[TASK DETAILS]:
Leave out the images and repeat the listing below without a single change.

[PROVIDED MATERIAL]:
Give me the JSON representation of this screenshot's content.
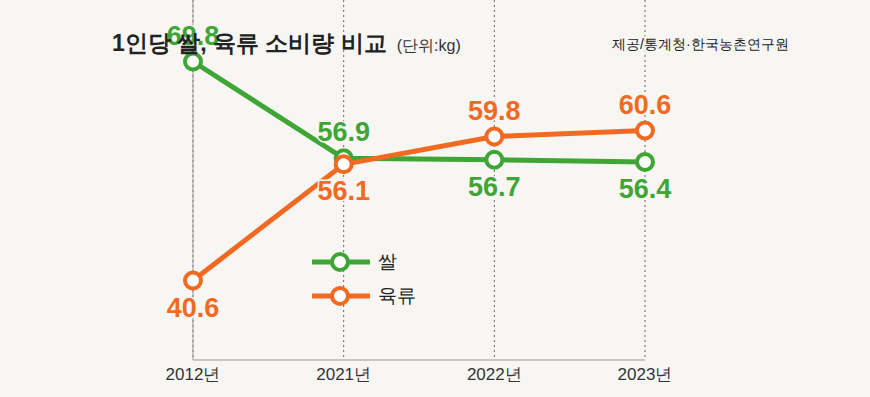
{
  "chart_data": {
    "type": "line",
    "title": "1인당 쌀, 육류 소비량 비교",
    "subtitle": "(단위:kg)",
    "source": "제공/통계청·한국농촌연구원",
    "categories": [
      "2012년",
      "2021년",
      "2022년",
      "2023년"
    ],
    "series": [
      {
        "name": "쌀",
        "color": "#3fa535",
        "marker": "circle",
        "values": [
          69.8,
          56.9,
          56.7,
          56.4
        ]
      },
      {
        "name": "육류",
        "color": "#f26a21",
        "marker": "circle",
        "values": [
          40.6,
          56.1,
          59.8,
          60.6
        ]
      }
    ],
    "ylim": [
      30,
      78
    ],
    "yticks": [],
    "grid": true,
    "legend": "center",
    "data_labels": true,
    "tick_labels": "x"
  }
}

[FULL RESPONSE]:
Give me the JSON representation of this screenshot's content.
{
  "chart_data": {
    "type": "line",
    "title": "1인당 쌀, 육류 소비량 비교",
    "subtitle": "(단위:kg)",
    "source": "제공/통계청·한국농촌연구원",
    "categories": [
      "2012년",
      "2021년",
      "2022년",
      "2023년"
    ],
    "series": [
      {
        "name": "쌀",
        "color": "#3fa535",
        "marker": "circle",
        "values": [
          69.8,
          56.9,
          56.7,
          56.4
        ]
      },
      {
        "name": "육류",
        "color": "#f26a21",
        "marker": "circle",
        "values": [
          40.6,
          56.1,
          59.8,
          60.6
        ]
      }
    ],
    "ylim": [
      30,
      78
    ],
    "yticks": [],
    "grid": true,
    "legend": "center",
    "data_labels": true,
    "tick_labels": "x"
  }
}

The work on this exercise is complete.